→ PROBLEM TO SOLVE:
Every line of the data must be copied exactly.

[Items from a figure collection]
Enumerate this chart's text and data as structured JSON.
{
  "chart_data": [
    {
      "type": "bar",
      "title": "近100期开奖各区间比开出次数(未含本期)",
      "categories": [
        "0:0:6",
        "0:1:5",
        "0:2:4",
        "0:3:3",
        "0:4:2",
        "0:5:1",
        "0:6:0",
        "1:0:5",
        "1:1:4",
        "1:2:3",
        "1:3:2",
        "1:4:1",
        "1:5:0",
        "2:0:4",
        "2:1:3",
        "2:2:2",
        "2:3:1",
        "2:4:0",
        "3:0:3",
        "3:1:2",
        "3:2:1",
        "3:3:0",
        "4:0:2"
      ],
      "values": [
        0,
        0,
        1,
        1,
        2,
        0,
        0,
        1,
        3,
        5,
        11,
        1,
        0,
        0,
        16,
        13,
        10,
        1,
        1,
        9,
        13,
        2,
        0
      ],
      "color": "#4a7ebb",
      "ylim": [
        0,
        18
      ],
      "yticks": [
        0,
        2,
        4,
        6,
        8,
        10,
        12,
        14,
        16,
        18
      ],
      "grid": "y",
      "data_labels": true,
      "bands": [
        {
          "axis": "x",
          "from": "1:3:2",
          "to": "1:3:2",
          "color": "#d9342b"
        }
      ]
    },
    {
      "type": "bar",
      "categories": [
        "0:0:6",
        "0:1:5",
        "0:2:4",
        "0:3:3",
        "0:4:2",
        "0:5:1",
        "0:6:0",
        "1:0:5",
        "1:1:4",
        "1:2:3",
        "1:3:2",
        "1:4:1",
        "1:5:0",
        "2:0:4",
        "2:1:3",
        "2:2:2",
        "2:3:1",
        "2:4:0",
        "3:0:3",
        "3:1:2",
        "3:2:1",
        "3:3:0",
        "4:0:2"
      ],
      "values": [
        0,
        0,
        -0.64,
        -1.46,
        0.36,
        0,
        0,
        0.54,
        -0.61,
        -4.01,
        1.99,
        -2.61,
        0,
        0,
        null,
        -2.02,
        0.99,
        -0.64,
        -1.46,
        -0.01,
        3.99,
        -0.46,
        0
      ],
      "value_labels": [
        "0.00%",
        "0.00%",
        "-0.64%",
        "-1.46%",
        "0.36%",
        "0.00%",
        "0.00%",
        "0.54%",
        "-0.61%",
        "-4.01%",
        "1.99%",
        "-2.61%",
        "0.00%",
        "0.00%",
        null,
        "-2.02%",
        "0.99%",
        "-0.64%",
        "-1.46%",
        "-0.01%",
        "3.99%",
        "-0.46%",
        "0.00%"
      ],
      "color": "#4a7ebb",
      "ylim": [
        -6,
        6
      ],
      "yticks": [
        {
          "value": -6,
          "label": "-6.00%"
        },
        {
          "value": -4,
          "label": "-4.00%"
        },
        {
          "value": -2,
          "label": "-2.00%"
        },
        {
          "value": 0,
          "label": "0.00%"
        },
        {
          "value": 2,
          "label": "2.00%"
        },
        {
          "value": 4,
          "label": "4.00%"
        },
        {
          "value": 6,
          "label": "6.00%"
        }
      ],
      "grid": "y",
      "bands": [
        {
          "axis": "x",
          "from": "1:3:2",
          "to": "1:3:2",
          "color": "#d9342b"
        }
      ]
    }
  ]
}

→ WRITTEN ANSWER:
Enumerate this chart's text and data as structured JSON.
{
  "chart_data": [
    {
      "type": "bar",
      "title": "近100期开奖各区间比开出次数(未含本期)",
      "categories": [
        "0:0:6",
        "0:1:5",
        "0:2:4",
        "0:3:3",
        "0:4:2",
        "0:5:1",
        "0:6:0",
        "1:0:5",
        "1:1:4",
        "1:2:3",
        "1:3:2",
        "1:4:1",
        "1:5:0",
        "2:0:4",
        "2:1:3",
        "2:2:2",
        "2:3:1",
        "2:4:0",
        "3:0:3",
        "3:1:2",
        "3:2:1",
        "3:3:0",
        "4:0:2"
      ],
      "values": [
        0,
        0,
        1,
        1,
        2,
        0,
        0,
        1,
        3,
        5,
        11,
        1,
        0,
        0,
        16,
        13,
        10,
        1,
        1,
        9,
        13,
        2,
        0
      ],
      "color": "#4a7ebb",
      "ylim": [
        0,
        18
      ],
      "yticks": [
        0,
        2,
        4,
        6,
        8,
        10,
        12,
        14,
        16,
        18
      ],
      "grid": "y",
      "data_labels": true,
      "bands": [
        {
          "axis": "x",
          "from": "1:3:2",
          "to": "1:3:2",
          "color": "#d9342b"
        }
      ]
    },
    {
      "type": "bar",
      "categories": [
        "0:0:6",
        "0:1:5",
        "0:2:4",
        "0:3:3",
        "0:4:2",
        "0:5:1",
        "0:6:0",
        "1:0:5",
        "1:1:4",
        "1:2:3",
        "1:3:2",
        "1:4:1",
        "1:5:0",
        "2:0:4",
        "2:1:3",
        "2:2:2",
        "2:3:1",
        "2:4:0",
        "3:0:3",
        "3:1:2",
        "3:2:1",
        "3:3:0",
        "4:0:2"
      ],
      "values": [
        0,
        0,
        -0.64,
        -1.46,
        0.36,
        0,
        0,
        0.54,
        -0.61,
        -4.01,
        1.99,
        -2.61,
        0,
        0,
        null,
        -2.02,
        0.99,
        -0.64,
        -1.46,
        -0.01,
        3.99,
        -0.46,
        0
      ],
      "value_labels": [
        "0.00%",
        "0.00%",
        "-0.64%",
        "-1.46%",
        "0.36%",
        "0.00%",
        "0.00%",
        "0.54%",
        "-0.61%",
        "-4.01%",
        "1.99%",
        "-2.61%",
        "0.00%",
        "0.00%",
        null,
        "-2.02%",
        "0.99%",
        "-0.64%",
        "-1.46%",
        "-0.01%",
        "3.99%",
        "-0.46%",
        "0.00%"
      ],
      "color": "#4a7ebb",
      "ylim": [
        -6,
        6
      ],
      "yticks": [
        {
          "value": -6,
          "label": "-6.00%"
        },
        {
          "value": -4,
          "label": "-4.00%"
        },
        {
          "value": -2,
          "label": "-2.00%"
        },
        {
          "value": 0,
          "label": "0.00%"
        },
        {
          "value": 2,
          "label": "2.00%"
        },
        {
          "value": 4,
          "label": "4.00%"
        },
        {
          "value": 6,
          "label": "6.00%"
        }
      ],
      "grid": "y",
      "bands": [
        {
          "axis": "x",
          "from": "1:3:2",
          "to": "1:3:2",
          "color": "#d9342b"
        }
      ]
    }
  ]
}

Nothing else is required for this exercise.